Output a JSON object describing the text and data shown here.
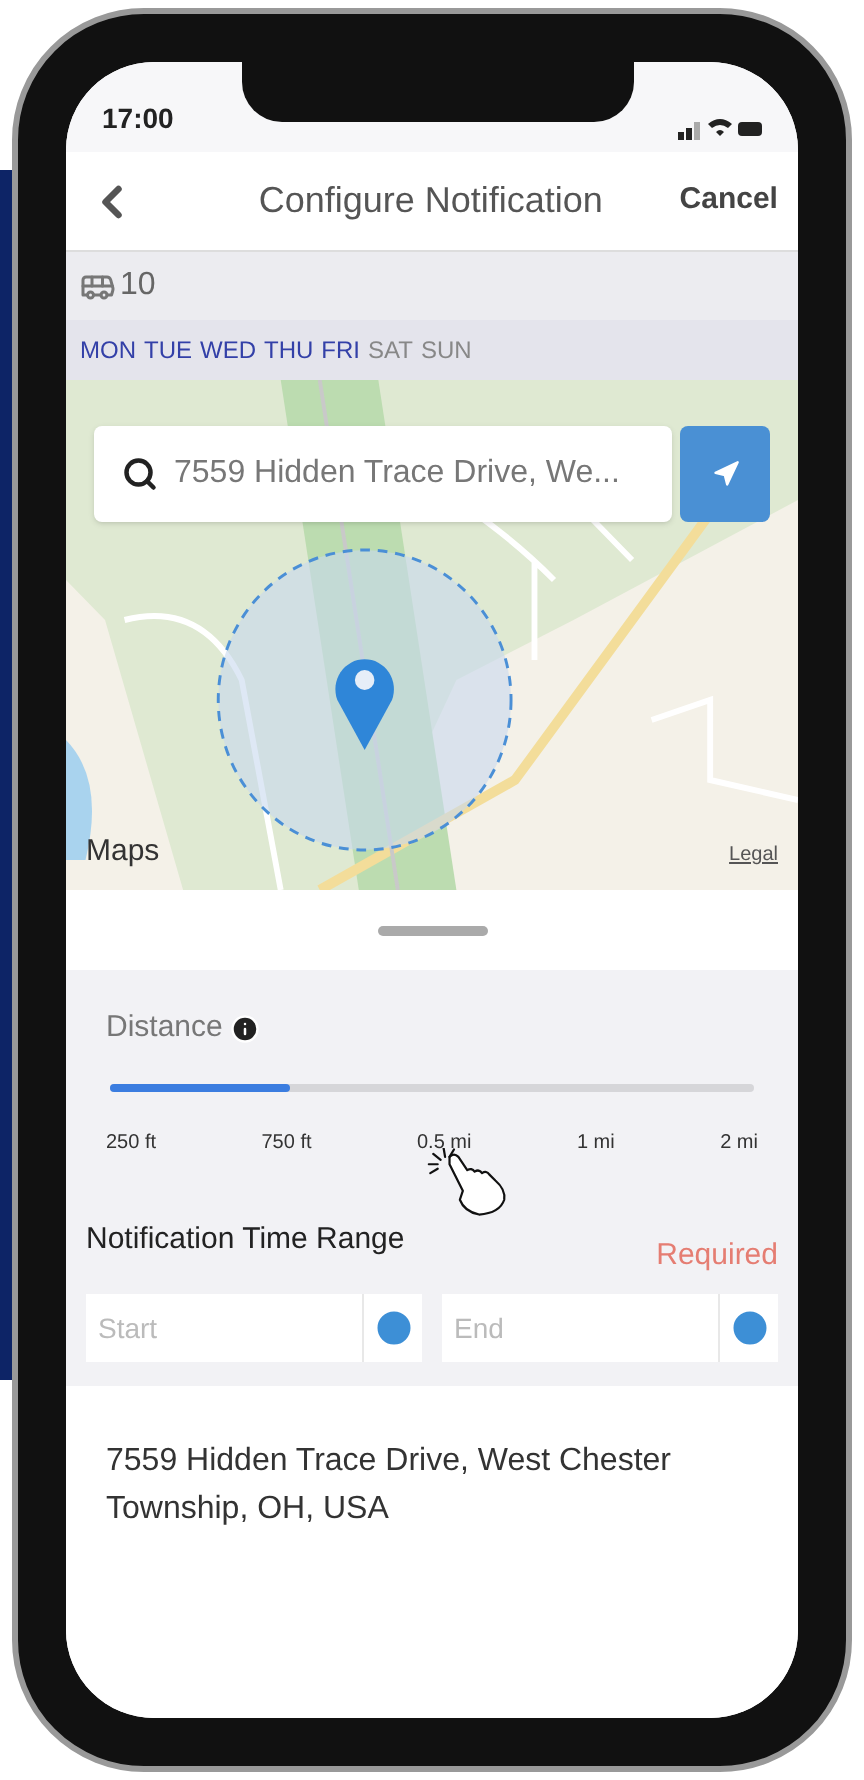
{
  "status_bar": {
    "time": "17:00"
  },
  "header": {
    "title": "Configure Notification",
    "cancel": "Cancel"
  },
  "route": {
    "number": "10"
  },
  "days": [
    {
      "label": "MON",
      "selected": true
    },
    {
      "label": "TUE",
      "selected": true
    },
    {
      "label": "WED",
      "selected": true
    },
    {
      "label": "THU",
      "selected": true
    },
    {
      "label": "FRI",
      "selected": true
    },
    {
      "label": "SAT",
      "selected": false
    },
    {
      "label": "SUN",
      "selected": false
    }
  ],
  "map": {
    "kind": "picture",
    "search_value": "7559 Hidden Trace Drive, We...",
    "attribution": "Maps",
    "legal": "Legal"
  },
  "distance": {
    "label": "Distance",
    "level": 0.28,
    "ticks": [
      "250 ft",
      "750 ft",
      "0.5 mi",
      "1 mi",
      "2 mi"
    ]
  },
  "time_range": {
    "label": "Notification Time Range",
    "required": "Required",
    "start_placeholder": "Start",
    "end_placeholder": "End"
  },
  "address": "7559 Hidden Trace Drive, West Chester Township, OH, USA"
}
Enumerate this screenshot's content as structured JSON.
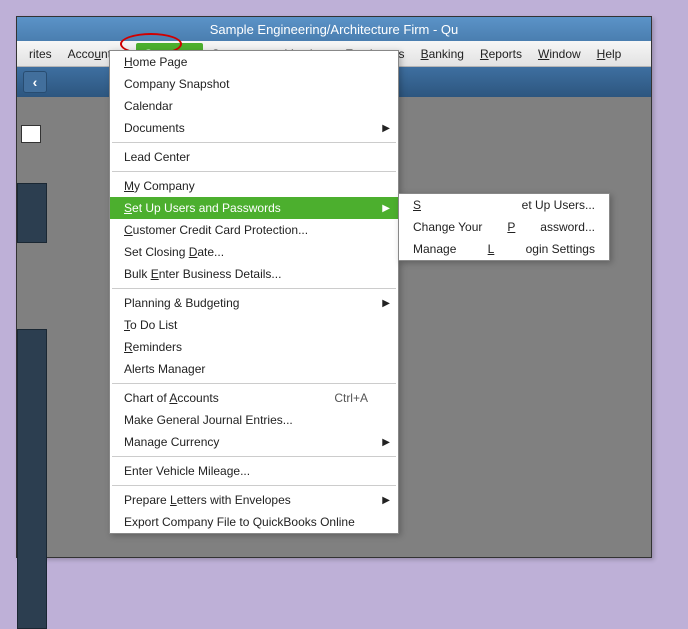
{
  "title": "Sample Engineering/Architecture Firm  - Qu",
  "menubar": {
    "items": [
      {
        "raw": "rites",
        "underline": null
      },
      {
        "raw": "Accountant",
        "underline": "u"
      },
      {
        "raw": "Company",
        "underline": "C"
      },
      {
        "raw": "Customers",
        "underline": null
      },
      {
        "raw": "Vendors",
        "underline": "V"
      },
      {
        "raw": "Employees",
        "underline": "E"
      },
      {
        "raw": "Banking",
        "underline": "B"
      },
      {
        "raw": "Reports",
        "underline": "R"
      },
      {
        "raw": "Window",
        "underline": "W"
      },
      {
        "raw": "Help",
        "underline": "H"
      }
    ],
    "active_index": 2
  },
  "company_menu": {
    "groups": [
      [
        {
          "label": "Home Page",
          "u": "H"
        },
        {
          "label": "Company Snapshot"
        },
        {
          "label": "Calendar"
        },
        {
          "label": "Documents",
          "arrow": true
        }
      ],
      [
        {
          "label": "Lead Center"
        }
      ],
      [
        {
          "label": "My Company",
          "u": "M"
        },
        {
          "label": "Set Up Users and Passwords",
          "u": "S",
          "arrow": true,
          "highlight": true
        },
        {
          "label": "Customer Credit Card Protection...",
          "u": "C"
        },
        {
          "label": "Set Closing Date...",
          "u": "D"
        },
        {
          "label": "Bulk Enter Business Details...",
          "u": "E"
        }
      ],
      [
        {
          "label": "Planning & Budgeting",
          "arrow": true
        },
        {
          "label": "To Do List",
          "u": "T"
        },
        {
          "label": "Reminders",
          "u": "R"
        },
        {
          "label": "Alerts Manager"
        }
      ],
      [
        {
          "label": "Chart of Accounts",
          "u": "A",
          "shortcut": "Ctrl+A"
        },
        {
          "label": "Make General Journal Entries..."
        },
        {
          "label": "Manage Currency",
          "arrow": true
        }
      ],
      [
        {
          "label": "Enter Vehicle Mileage..."
        }
      ],
      [
        {
          "label": "Prepare Letters with Envelopes",
          "u": "L",
          "arrow": true
        },
        {
          "label": "Export Company File to QuickBooks Online"
        }
      ]
    ]
  },
  "submenu": {
    "items": [
      {
        "label": "Set Up Users...",
        "u": "S",
        "highlight": true
      },
      {
        "label": "Change Your Password...",
        "u": "P"
      },
      {
        "label": "Manage Login Settings",
        "u": "L"
      }
    ]
  }
}
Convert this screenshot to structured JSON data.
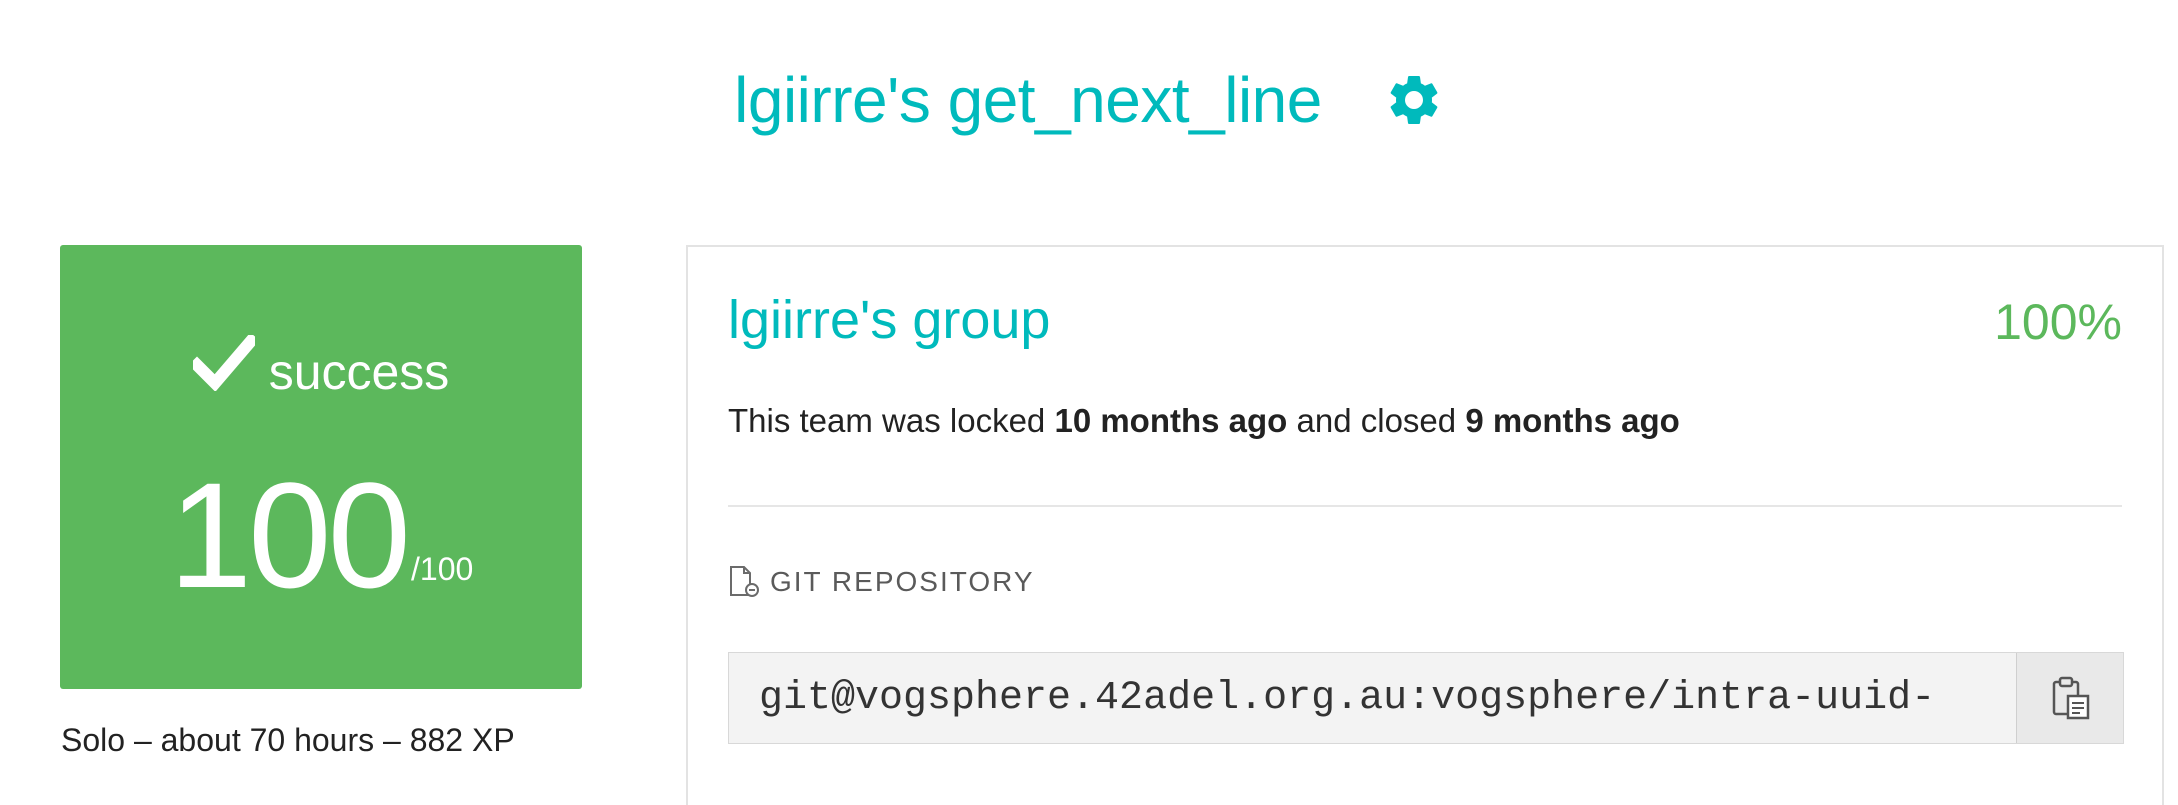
{
  "header": {
    "title": "lgiirre's get_next_line",
    "settings_icon": "gear-icon",
    "accent_color": "#00babc"
  },
  "status": {
    "icon": "check-icon",
    "label": "success",
    "score": "100",
    "max": "/100",
    "color": "#5cb85c"
  },
  "project_meta": "Solo – about 70 hours – 882 XP",
  "team": {
    "name": "lgiirre's group",
    "percent": "100%",
    "lock_prefix": "This team was locked ",
    "locked_when": "10 months ago",
    "lock_middle": " and closed ",
    "closed_when": "9 months ago"
  },
  "repository": {
    "icon": "git-repo-icon",
    "label": "GIT REPOSITORY",
    "url": "git@vogsphere.42adel.org.au:vogsphere/intra-uuid-",
    "copy_icon": "clipboard-icon"
  }
}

# [Direction]
Repeat only the lines from the one with "Convert this screenshot" through the end of the data, both included and exactly as written. Pictures stay out of the copy.

# [The response]
Convert this screenshot to structured JSON data.
{
  "header": {
    "title": "lgiirre's get_next_line",
    "settings_icon": "gear-icon",
    "accent_color": "#00babc"
  },
  "status": {
    "icon": "check-icon",
    "label": "success",
    "score": "100",
    "max": "/100",
    "color": "#5cb85c"
  },
  "project_meta": "Solo – about 70 hours – 882 XP",
  "team": {
    "name": "lgiirre's group",
    "percent": "100%",
    "lock_prefix": "This team was locked ",
    "locked_when": "10 months ago",
    "lock_middle": " and closed ",
    "closed_when": "9 months ago"
  },
  "repository": {
    "icon": "git-repo-icon",
    "label": "GIT REPOSITORY",
    "url": "git@vogsphere.42adel.org.au:vogsphere/intra-uuid-",
    "copy_icon": "clipboard-icon"
  }
}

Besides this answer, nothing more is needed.